◆ **Task to carry out**
Copy all lines below exactly as written. Leave pictures out.

◆ **Information given**
┌────────

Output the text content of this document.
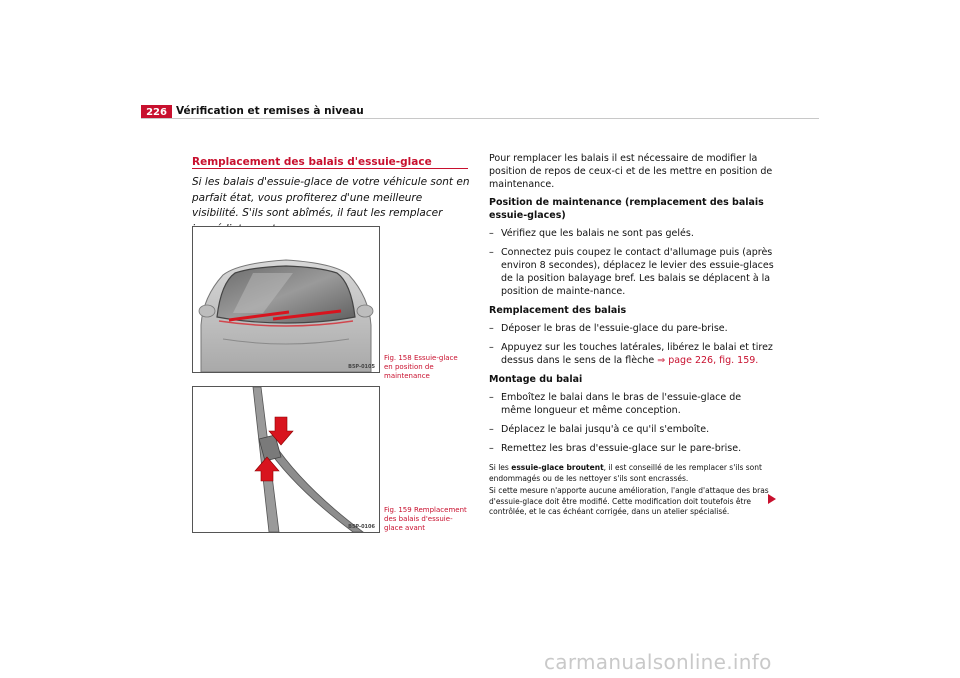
226 Vérification et remises à niveau
Remplacement des balais d'essuie-glace
Si les balais d'essuie-glace de votre véhicule sont en parfait état, vous profiterez d'une meilleure visibilité. S'ils sont abîmés, il faut les remplacer
B5P-0105
Fig. 158 Essuie-glace en position de maintenance
B5P-0106
Fig. 159 Remplacement des balais d'essuie-glace avant

Pour remplacer les balais il est nécessaire de modifier la position de repos de ceux-ci et de les mettre en position de maintenance.

Position de maintenance (remplacement des balais essuie-glaces)
– Vérifiez que les balais ne sont pas gelés.
– Connectez puis coupez le contact d'allumage puis (après environ 8 secondes), déplacez le levier des essuie-glaces de la position balayage bref. Les balais se déplacent à la position de mainte-nance.
Remplacement des balais
– Déposer le bras de l'essuie-glace du pare-brise.
– Appuyez sur les touches latérales, libérez le balai et tirez dessus dans le sens de la flèche ⇒ page 226, fig. 159.
Montage du balai
– Emboîtez le balai dans le bras de l'essuie-glace de même longueur et même conception.
– Déplacez le balai jusqu'à ce qu'il s'emboîte.
– Remettez les bras d'essuie-glace sur le pare-brise.

Si les essuie-glace broutent, il est conseillé de les remplacer s'ils sont endommagés ou de les nettoyer s'ils sont encrassés.

Si cette mesure n'apporte aucune amélioration, l'angle d'attaque des bras d'essuie-glace doit être modifié. Cette modification doit toutefois être contrôlée, et le cas échéant corrigée, dans un atelier spécialisé.

carmanualsonline.info
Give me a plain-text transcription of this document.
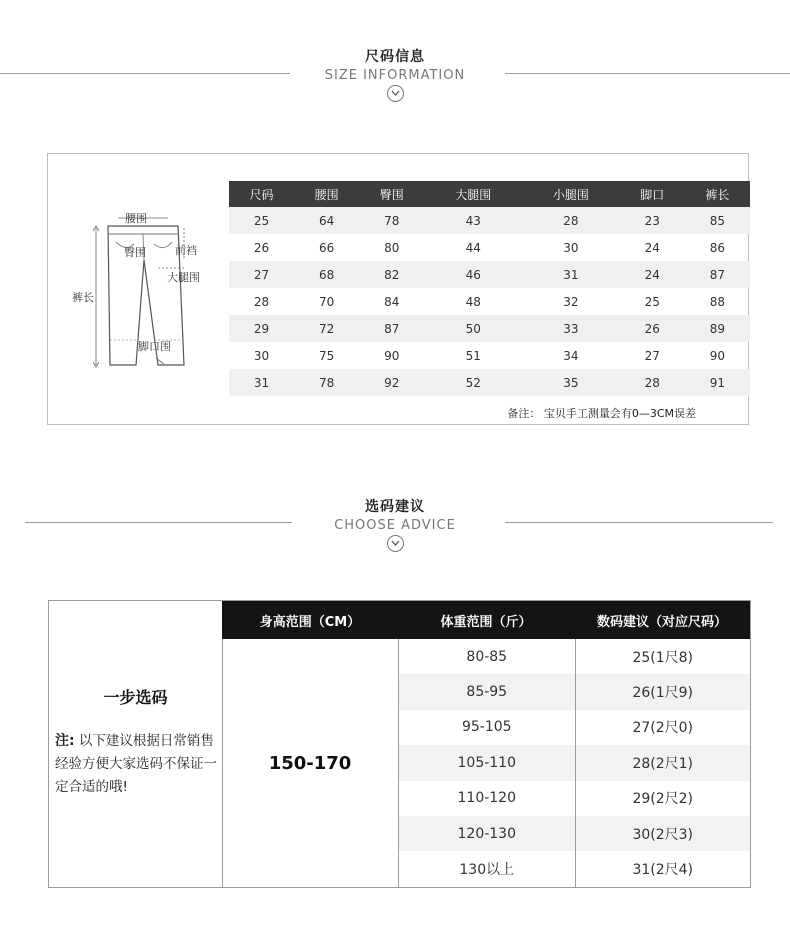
尺码信息
SIZE INFORMATION
腰围
臀围	前裆
大腿围
裤长
脚口围
尺码	腰围	臀围	大腿围	小腿围	脚口	裤长
25	64	78	43	28	23	85
26	66	80	44	30	24	86
27	68	82	46	31	24	87
28	70	84	48	32	25	88
29	72	87	50	33	26	89
30	75	90	51	34	27	90
31	78	92	52	35	28	91
备注： 宝贝手工测量会有0—3CM误差
选码建议
CHOOSE ADVICE
一步选码
注: 以下建议根据日常销售经验方便大家选码不保证一定合适的哦!
身高范围（CM）	体重范围（斤）	数码建议（对应尺码）
150-170
80-85	25(1尺8)
85-95	26(1尺9)
95-105	27(2尺0)
105-110	28(2尺1)
110-120	29(2尺2)
120-130	30(2尺3)
130以上	31(2尺4)
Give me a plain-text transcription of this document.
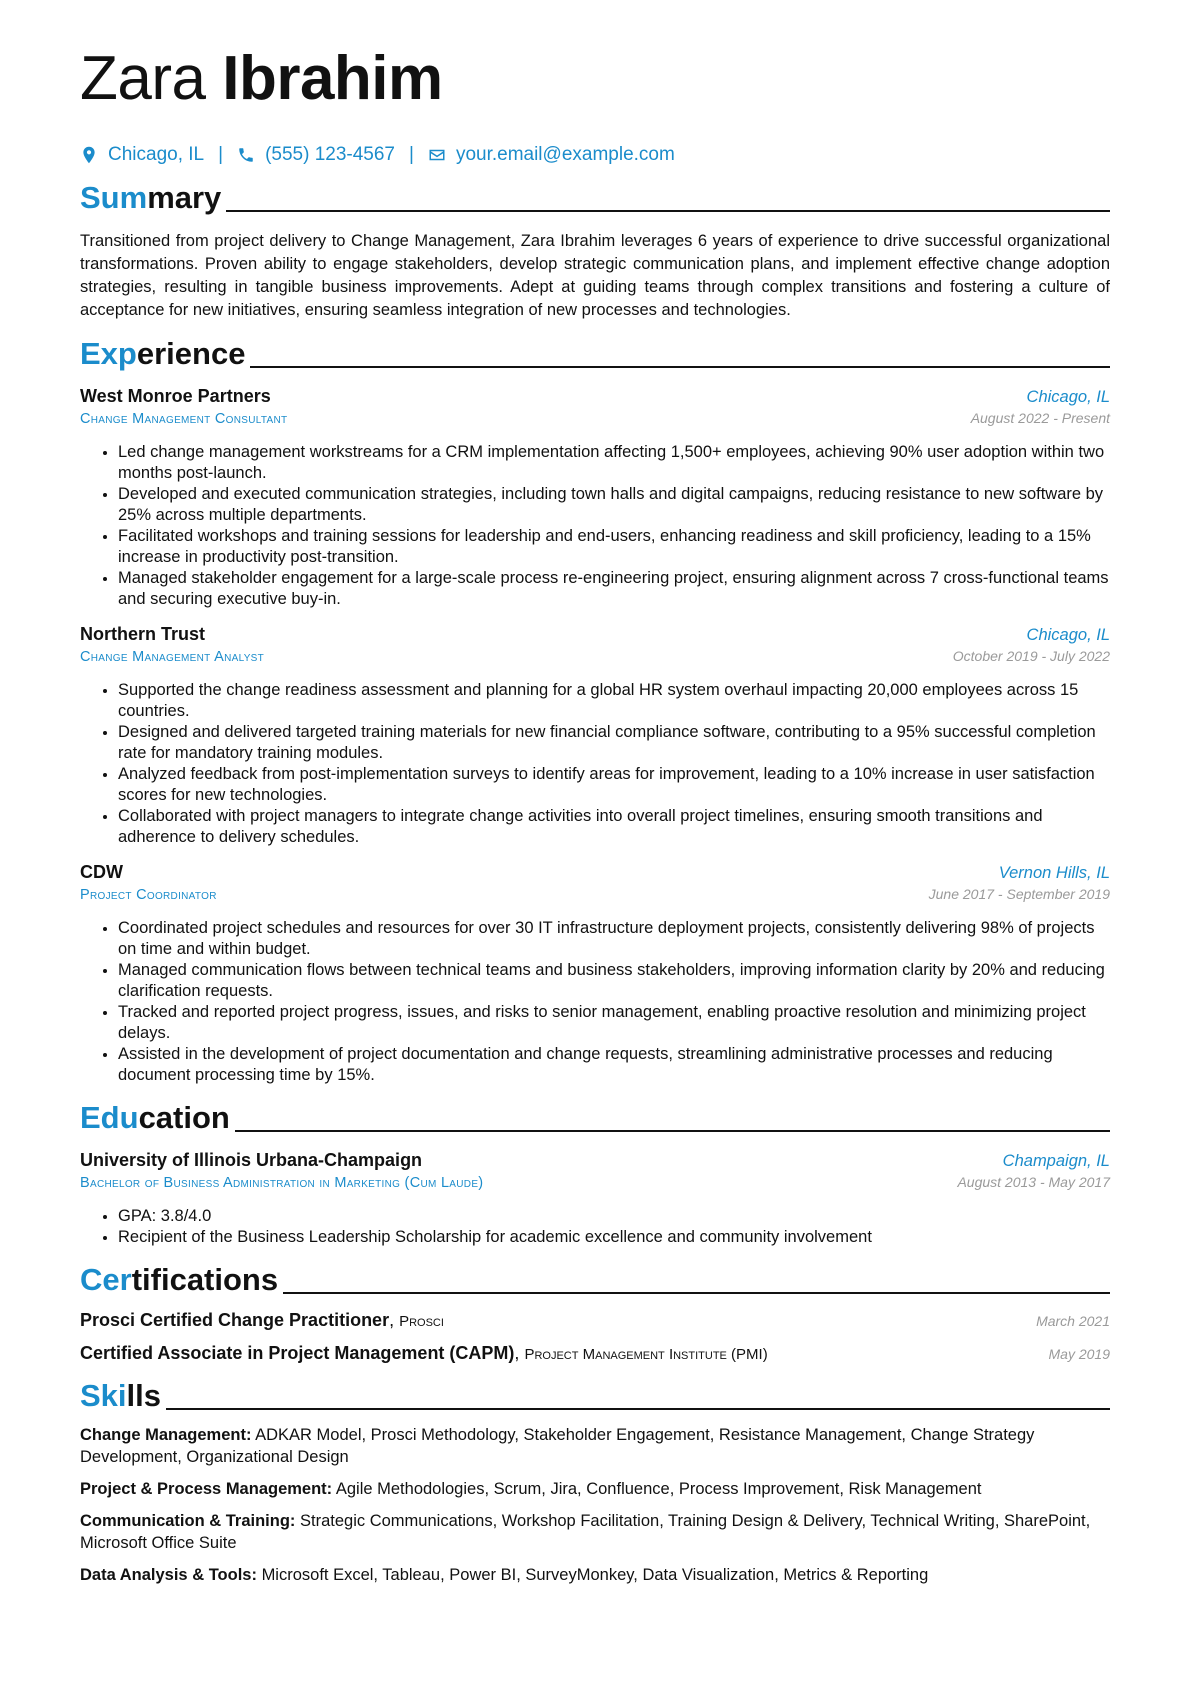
Zara Ibrahim
Chicago, IL | (555) 123-4567 | your.email@example.com
Summary
Transitioned from project delivery to Change Management, Zara Ibrahim leverages 6 years of experience to drive successful organizational transformations. Proven ability to engage stakeholders, develop strategic communication plans, and implement effective change adoption strategies, resulting in tangible business improvements. Adept at guiding teams through complex transitions and fostering a culture of acceptance for new initiatives, ensuring seamless integration of new processes and technologies.
Experience
West Monroe Partners	Chicago, IL
Change Management Consultant	August 2022 - Present
• Led change management workstreams for a CRM implementation affecting 1,500+ employees, achieving 90% user adoption within two months post-launch.
• Developed and executed communication strategies, including town halls and digital campaigns, reducing resistance to new software by 25% across multiple departments.
• Facilitated workshops and training sessions for leadership and end-users, enhancing readiness and skill proficiency, leading to a 15% increase in productivity post-transition.
• Managed stakeholder engagement for a large-scale process re-engineering project, ensuring alignment across 7 cross-functional teams and securing executive buy-in.
Northern Trust	Chicago, IL
Change Management Analyst	October 2019 - July 2022
• Supported the change readiness assessment and planning for a global HR system overhaul impacting 20,000 employees across 15 countries.
• Designed and delivered targeted training materials for new financial compliance software, contributing to a 95% successful completion rate for mandatory training modules.
• Analyzed feedback from post-implementation surveys to identify areas for improvement, leading to a 10% increase in user satisfaction scores for new technologies.
• Collaborated with project managers to integrate change activities into overall project timelines, ensuring smooth transitions and adherence to delivery schedules.
CDW	Vernon Hills, IL
Project Coordinator	June 2017 - September 2019
• Coordinated project schedules and resources for over 30 IT infrastructure deployment projects, consistently delivering 98% of projects on time and within budget.
• Managed communication flows between technical teams and business stakeholders, improving information clarity by 20% and reducing clarification requests.
• Tracked and reported project progress, issues, and risks to senior management, enabling proactive resolution and minimizing project delays.
• Assisted in the development of project documentation and change requests, streamlining administrative processes and reducing document processing time by 15%.
Education
University of Illinois Urbana-Champaign	Champaign, IL
Bachelor of Business Administration in Marketing (Cum Laude)	August 2013 - May 2017
• GPA: 3.8/4.0
• Recipient of the Business Leadership Scholarship for academic excellence and community involvement
Certifications
Prosci Certified Change Practitioner, Prosci	March 2021
Certified Associate in Project Management (CAPM), Project Management Institute (PMI)	May 2019
Skills
Change Management: ADKAR Model, Prosci Methodology, Stakeholder Engagement, Resistance Management, Change Strategy Development, Organizational Design
Project & Process Management: Agile Methodologies, Scrum, Jira, Confluence, Process Improvement, Risk Management
Communication & Training: Strategic Communications, Workshop Facilitation, Training Design & Delivery, Technical Writing, SharePoint, Microsoft Office Suite
Data Analysis & Tools: Microsoft Excel, Tableau, Power BI, SurveyMonkey, Data Visualization, Metrics & Reporting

└────────

◆ **Solution to the exercise**
Output the text content of this document.
226 Vérification et remises à niveau
Remplacement des balais d'essuie-glace
Si les balais d'essuie-glace de votre véhicule sont en parfait état, vous profiterez d'une meilleure visibilité. S'ils sont abîmés, il faut les remplacer
B5P-0105
Fig. 158 Essuie-glace en position de maintenance
B5P-0106
Fig. 159 Remplacement des balais d'essuie-glace avant

Pour remplacer les balais il est nécessaire de modifier la position de repos de ceux-ci et de les mettre en position de maintenance.

Position de maintenance (remplacement des balais essuie-glaces)
– Vérifiez que les balais ne sont pas gelés.
– Connectez puis coupez le contact d'allumage puis (après environ 8 secondes), déplacez le levier des essuie-glaces de la position balayage bref. Les balais se déplacent à la position de mainte-nance.
Remplacement des balais
– Déposer le bras de l'essuie-glace du pare-brise.
– Appuyez sur les touches latérales, libérez le balai et tirez dessus dans le sens de la flèche ⇒ page 226, fig. 159.
Montage du balai
– Emboîtez le balai dans le bras de l'essuie-glace de même longueur et même conception.
– Déplacez le balai jusqu'à ce qu'il s'emboîte.
– Remettez les bras d'essuie-glace sur le pare-brise.

Si les essuie-glace broutent, il est conseillé de les remplacer s'ils sont endommagés ou de les nettoyer s'ils sont encrassés.

Si cette mesure n'apporte aucune amélioration, l'angle d'attaque des bras d'essuie-glace doit être modifié. Cette modification doit toutefois être contrôlée, et le cas échéant corrigée, dans un atelier spécialisé.

carmanualsonline.info
Give me a plain-text transcription of this document.
尺码信息
SIZE INFORMATION
腰围
臀围	前裆
大腿围
裤长
脚口围
尺码	腰围	臀围	大腿围	小腿围	脚口	裤长
25	64	78	43	28	23	85
26	66	80	44	30	24	86
27	68	82	46	31	24	87
28	70	84	48	32	25	88
29	72	87	50	33	26	89
30	75	90	51	34	27	90
31	78	92	52	35	28	91
备注： 宝贝手工测量会有0—3CM误差
选码建议
CHOOSE ADVICE
一步选码
注: 以下建议根据日常销售经验方便大家选码不保证一定合适的哦!
身高范围（CM）	体重范围（斤）	数码建议（对应尺码）
150-170
80-85	25(1尺8)
85-95	26(1尺9)
95-105	27(2尺0)
105-110	28(2尺1)
110-120	29(2尺2)
120-130	30(2尺3)
130以上	31(2尺4)
Give me a plain-text transcription of this document.
Zara Ibrahim
Chicago, IL | (555) 123-4567 | your.email@example.com
Summary
Transitioned from project delivery to Change Management, Zara Ibrahim leverages 6 years of experience to drive successful organizational transformations. Proven ability to engage stakeholders, develop strategic communication plans, and implement effective change adoption strategies, resulting in tangible business improvements. Adept at guiding teams through complex transitions and fostering a culture of acceptance for new initiatives, ensuring seamless integration of new processes and technologies.
Experience
West Monroe Partners	Chicago, IL
Change Management Consultant	August 2022 - Present
• Led change management workstreams for a CRM implementation affecting 1,500+ employees, achieving 90% user adoption within two months post-launch.
• Developed and executed communication strategies, including town halls and digital campaigns, reducing resistance to new software by 25% across multiple departments.
• Facilitated workshops and training sessions for leadership and end-users, enhancing readiness and skill proficiency, leading to a 15% increase in productivity post-transition.
• Managed stakeholder engagement for a large-scale process re-engineering project, ensuring alignment across 7 cross-functional teams and securing executive buy-in.
Northern Trust	Chicago, IL
Change Management Analyst	October 2019 - July 2022
• Supported the change readiness assessment and planning for a global HR system overhaul impacting 20,000 employees across 15 countries.
• Designed and delivered targeted training materials for new financial compliance software, contributing to a 95% successful completion rate for mandatory training modules.
• Analyzed feedback from post-implementation surveys to identify areas for improvement, leading to a 10% increase in user satisfaction scores for new technologies.
• Collaborated with project managers to integrate change activities into overall project timelines, ensuring smooth transitions and adherence to delivery schedules.
CDW	Vernon Hills, IL
Project Coordinator	June 2017 - September 2019
• Coordinated project schedules and resources for over 30 IT infrastructure deployment projects, consistently delivering 98% of projects on time and within budget.
• Managed communication flows between technical teams and business stakeholders, improving information clarity by 20% and reducing clarification requests.
• Tracked and reported project progress, issues, and risks to senior management, enabling proactive resolution and minimizing project delays.
• Assisted in the development of project documentation and change requests, streamlining administrative processes and reducing document processing time by 15%.
Education
University of Illinois Urbana-Champaign	Champaign, IL
Bachelor of Business Administration in Marketing (Cum Laude)	August 2013 - May 2017
• GPA: 3.8/4.0
• Recipient of the Business Leadership Scholarship for academic excellence and community involvement
Certifications
Prosci Certified Change Practitioner, Prosci	March 2021
Certified Associate in Project Management (CAPM), Project Management Institute (PMI)	May 2019
Skills
Change Management: ADKAR Model, Prosci Methodology, Stakeholder Engagement, Resistance Management, Change Strategy Development, Organizational Design
Project & Process Management: Agile Methodologies, Scrum, Jira, Confluence, Process Improvement, Risk Management
Communication & Training: Strategic Communications, Workshop Facilitation, Training Design & Delivery, Technical Writing, SharePoint, Microsoft Office Suite
Data Analysis & Tools: Microsoft Excel, Tableau, Power BI, SurveyMonkey, Data Visualization, Metrics & Reporting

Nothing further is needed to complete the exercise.